**What this task involves**
Search the records below for the word "были" and show every line where it occurs.

**Chart and figure data**
########

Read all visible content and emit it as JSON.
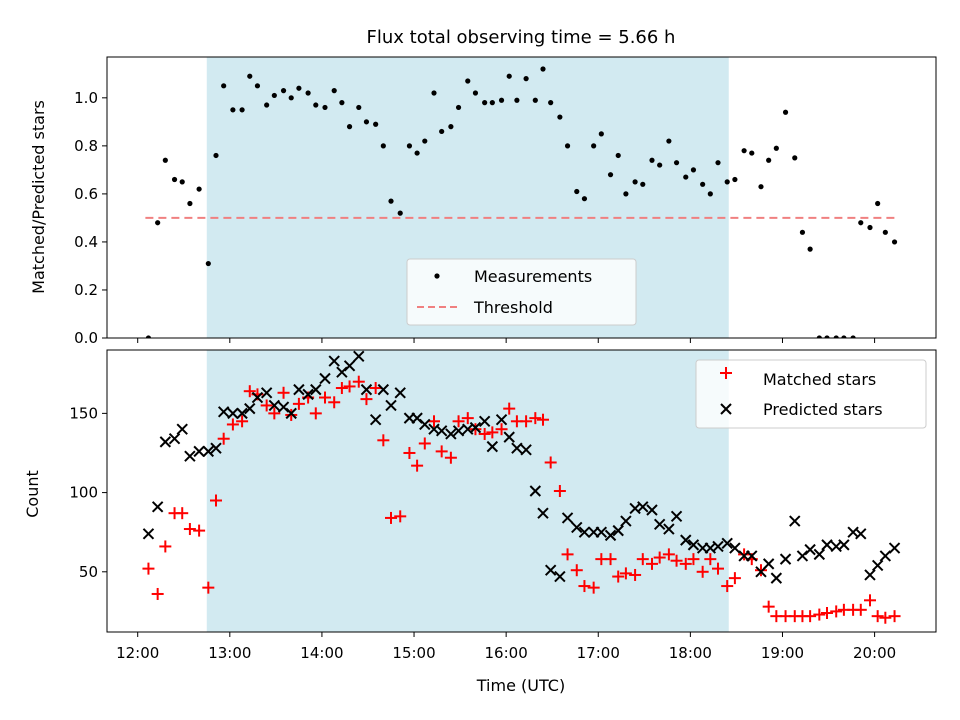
{
  "figure": {
    "title": "Flux total observing time = 5.66 h",
    "xlabel": "Time (UTC)",
    "x_ticks": [
      {
        "t": 12.0,
        "label": "12:00"
      },
      {
        "t": 13.0,
        "label": "13:00"
      },
      {
        "t": 14.0,
        "label": "14:00"
      },
      {
        "t": 15.0,
        "label": "15:00"
      },
      {
        "t": 16.0,
        "label": "16:00"
      },
      {
        "t": 17.0,
        "label": "17:00"
      },
      {
        "t": 18.0,
        "label": "18:00"
      },
      {
        "t": 19.0,
        "label": "19:00"
      },
      {
        "t": 20.0,
        "label": "20:00"
      }
    ],
    "colors": {
      "span": "#add8e6",
      "measurements": "#000000",
      "threshold": "#f08080",
      "matched": "#ff0000",
      "predicted": "#000000"
    }
  },
  "chart_data": [
    {
      "type": "scatter",
      "title": "Flux total observing time = 5.66 h",
      "ylabel": "Matched/Predicted stars",
      "xlim": [
        "11:40",
        "20:40"
      ],
      "ylim": [
        0,
        1.17
      ],
      "y_ticks": [
        "0.0",
        "0.2",
        "0.4",
        "0.6",
        "0.8",
        "1.0"
      ],
      "shaded_interval": [
        "12:45",
        "18:25"
      ],
      "legend": [
        "Measurements",
        "Threshold"
      ],
      "legend_position": "lower center",
      "threshold": {
        "value": 0.5,
        "from": "12:05",
        "to": "20:15"
      },
      "x": [
        "12:07",
        "12:13",
        "12:18",
        "12:24",
        "12:29",
        "12:34",
        "12:40",
        "12:46",
        "12:51",
        "12:56",
        "13:02",
        "13:08",
        "13:13",
        "13:18",
        "13:24",
        "13:29",
        "13:35",
        "13:40",
        "13:45",
        "13:51",
        "13:56",
        "14:02",
        "14:08",
        "14:13",
        "14:18",
        "14:24",
        "14:29",
        "14:35",
        "14:40",
        "14:45",
        "14:51",
        "14:57",
        "15:02",
        "15:07",
        "15:13",
        "15:18",
        "15:24",
        "15:29",
        "15:35",
        "15:40",
        "15:46",
        "15:51",
        "15:57",
        "16:02",
        "16:07",
        "16:13",
        "16:19",
        "16:24",
        "16:29",
        "16:35",
        "16:40",
        "16:46",
        "16:51",
        "16:57",
        "17:02",
        "17:08",
        "17:13",
        "17:18",
        "17:24",
        "17:29",
        "17:35",
        "17:40",
        "17:46",
        "17:51",
        "17:57",
        "18:02",
        "18:08",
        "18:13",
        "18:18",
        "18:24",
        "18:29",
        "18:35",
        "18:40",
        "18:46",
        "18:51",
        "18:56",
        "19:02",
        "19:08",
        "19:13",
        "19:18",
        "19:24",
        "19:29",
        "19:35",
        "19:40",
        "19:46",
        "19:51",
        "19:57",
        "20:02",
        "20:07",
        "20:13"
      ],
      "series": [
        {
          "name": "Measurements",
          "values": [
            0.0,
            0.48,
            0.74,
            0.66,
            0.65,
            0.56,
            0.62,
            0.31,
            0.76,
            1.05,
            0.95,
            0.95,
            1.09,
            1.05,
            0.97,
            1.01,
            1.03,
            1.0,
            1.04,
            1.02,
            0.97,
            0.96,
            1.03,
            0.98,
            0.88,
            0.96,
            0.9,
            0.89,
            0.8,
            0.57,
            0.52,
            0.8,
            0.77,
            0.82,
            1.02,
            0.86,
            0.88,
            0.96,
            1.07,
            1.02,
            0.98,
            0.98,
            0.99,
            1.09,
            0.99,
            1.08,
            0.99,
            1.12,
            0.98,
            0.92,
            0.8,
            0.61,
            0.58,
            0.8,
            0.85,
            0.68,
            0.76,
            0.6,
            0.65,
            0.64,
            0.74,
            0.72,
            0.82,
            0.73,
            0.67,
            0.7,
            0.64,
            0.6,
            0.73,
            0.65,
            0.66,
            0.78,
            0.77,
            0.63,
            0.74,
            0.79,
            0.94,
            0.75,
            0.44,
            0.37,
            0.0,
            0.0,
            0.0,
            0.0,
            0.0,
            0.48,
            0.46,
            0.56,
            0.44,
            0.4
          ]
        }
      ]
    },
    {
      "type": "scatter",
      "ylabel": "Count",
      "xlabel": "Time (UTC)",
      "xlim": [
        "11:40",
        "20:40"
      ],
      "ylim": [
        12,
        190
      ],
      "y_ticks": [
        "50",
        "100",
        "150"
      ],
      "shaded_interval": [
        "12:45",
        "18:25"
      ],
      "legend": [
        "Matched stars",
        "Predicted stars"
      ],
      "legend_position": "upper right",
      "x": [
        "12:07",
        "12:13",
        "12:18",
        "12:24",
        "12:29",
        "12:34",
        "12:40",
        "12:46",
        "12:51",
        "12:56",
        "13:02",
        "13:08",
        "13:13",
        "13:18",
        "13:24",
        "13:29",
        "13:35",
        "13:40",
        "13:45",
        "13:51",
        "13:56",
        "14:02",
        "14:08",
        "14:13",
        "14:18",
        "14:24",
        "14:29",
        "14:35",
        "14:40",
        "14:45",
        "14:51",
        "14:57",
        "15:02",
        "15:07",
        "15:13",
        "15:18",
        "15:24",
        "15:29",
        "15:35",
        "15:40",
        "15:46",
        "15:51",
        "15:57",
        "16:02",
        "16:07",
        "16:13",
        "16:19",
        "16:24",
        "16:29",
        "16:35",
        "16:40",
        "16:46",
        "16:51",
        "16:57",
        "17:02",
        "17:08",
        "17:13",
        "17:18",
        "17:24",
        "17:29",
        "17:35",
        "17:40",
        "17:46",
        "17:51",
        "17:57",
        "18:02",
        "18:08",
        "18:13",
        "18:18",
        "18:24",
        "18:29",
        "18:35",
        "18:40",
        "18:46",
        "18:51",
        "18:56",
        "19:02",
        "19:08",
        "19:13",
        "19:18",
        "19:24",
        "19:29",
        "19:35",
        "19:40",
        "19:46",
        "19:51",
        "19:57",
        "20:02",
        "20:07",
        "20:13"
      ],
      "series": [
        {
          "name": "Matched stars",
          "values": [
            52,
            36,
            66,
            87,
            87,
            77,
            76,
            40,
            95,
            134,
            143,
            145,
            164,
            162,
            155,
            150,
            163,
            149,
            156,
            160,
            150,
            160,
            157,
            166,
            167,
            170,
            159,
            166,
            133,
            84,
            85,
            125,
            117,
            131,
            145,
            126,
            122,
            145,
            147,
            140,
            137,
            138,
            140,
            153,
            145,
            145,
            147,
            146,
            119,
            101,
            61,
            51,
            41,
            40,
            58,
            58,
            47,
            49,
            48,
            58,
            55,
            59,
            61,
            57,
            55,
            58,
            50,
            58,
            52,
            41,
            46,
            61,
            58,
            51,
            28,
            22,
            22,
            22,
            22,
            22,
            23,
            24,
            25,
            26,
            26,
            26,
            32,
            22,
            21,
            22
          ]
        },
        {
          "name": "Predicted stars",
          "values": [
            74,
            91,
            132,
            134,
            140,
            123,
            126,
            126,
            128,
            151,
            150,
            150,
            153,
            160,
            163,
            155,
            154,
            150,
            165,
            162,
            165,
            172,
            183,
            176,
            180,
            186,
            165,
            146,
            165,
            155,
            163,
            147,
            147,
            143,
            140,
            139,
            137,
            139,
            140,
            141,
            145,
            129,
            146,
            135,
            128,
            127,
            101,
            87,
            51,
            47,
            84,
            78,
            75,
            75,
            75,
            73,
            76,
            82,
            90,
            91,
            89,
            80,
            77,
            85,
            70,
            67,
            65,
            65,
            66,
            68,
            65,
            60,
            60,
            50,
            55,
            46,
            58,
            82,
            60,
            64,
            61,
            67,
            66,
            67,
            75,
            74,
            48,
            54,
            60,
            65
          ]
        }
      ]
    }
  ]
}
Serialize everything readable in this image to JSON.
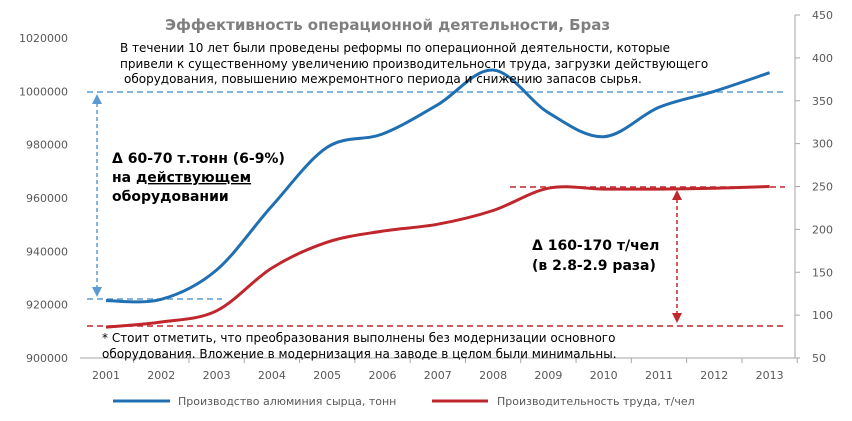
{
  "chart_data": {
    "type": "line",
    "title": "Эффективность операционной деятельности, Браз",
    "categories": [
      "2001",
      "2002",
      "2003",
      "2004",
      "2005",
      "2006",
      "2007",
      "2008",
      "2009",
      "2010",
      "2011",
      "2012",
      "2013"
    ],
    "series": [
      {
        "name": "Производство алюминия сырца, тонн",
        "axis": "left",
        "color": "#1f6fb2",
        "values": [
          921500,
          922000,
          933000,
          957000,
          979000,
          984000,
          995000,
          1008000,
          992000,
          983000,
          994000,
          1000000,
          1007000
        ]
      },
      {
        "name": "Производительность труда, т/чел",
        "axis": "right",
        "color": "#c0272d",
        "values": [
          86,
          92,
          105,
          155,
          185,
          198,
          206,
          222,
          248,
          247,
          247,
          248,
          250
        ]
      }
    ],
    "left_axis": {
      "min": 900000,
      "max": 1020000,
      "ticks": [
        900000,
        920000,
        940000,
        960000,
        980000,
        1000000,
        1020000
      ]
    },
    "right_axis": {
      "min": 50,
      "max": 450,
      "ticks": [
        50,
        100,
        150,
        200,
        250,
        300,
        350,
        400,
        450
      ]
    },
    "legend_position": "bottom",
    "grid": false,
    "annotations": {
      "note_top": [
        "В течении 10 лет были проведены реформы по операционной деятельности, которые",
        "привели к существенному увеличению производительности труда, загрузки действующего",
        "оборудования, повышению межремонтного периода и снижению запасов сырья."
      ],
      "left_arrow_text": [
        "Δ 60-70 т.тонн (6-9%)",
        "на ",
        "действующем",
        "оборудовании"
      ],
      "right_arrow_text": [
        "Δ 160-170 т/чел",
        "(в 2.8-2.9 раза)"
      ],
      "note_bottom": [
        "* Стоит отметить, что преобразования выполнены без модернизации основного",
        "оборудования. Вложение в модернизация на заводе в целом были минимальны."
      ]
    }
  }
}
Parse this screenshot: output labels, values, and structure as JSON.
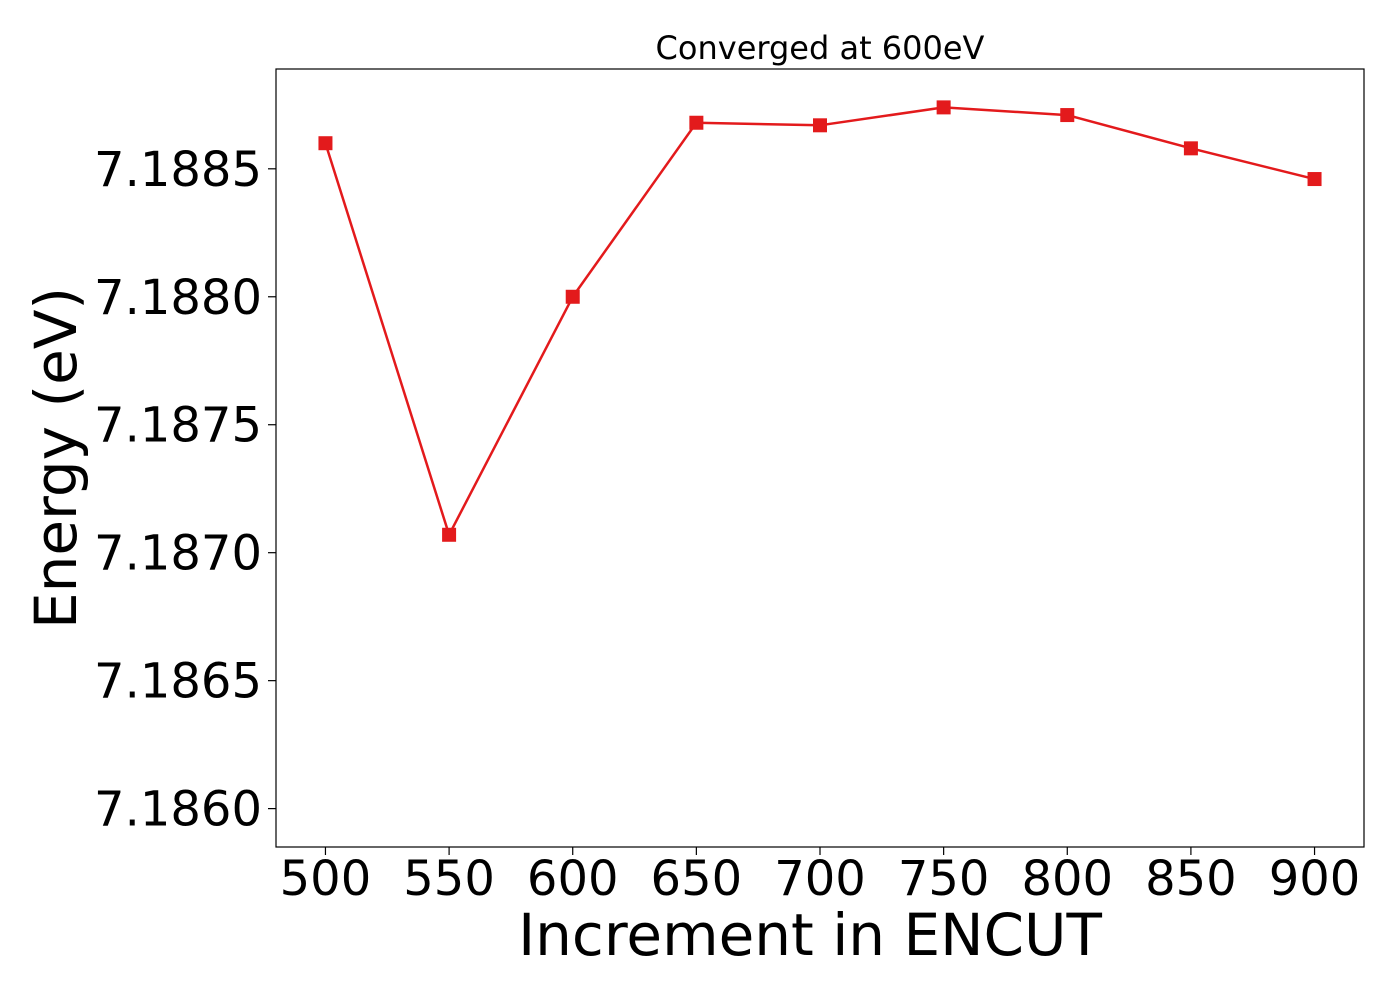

########

**Result of this exercise**
        "В течении 10 лет были проведены реформы по операционной деятельности, которые",
        "оборудования. Вложение в модернизация на заводе в целом были минимальны."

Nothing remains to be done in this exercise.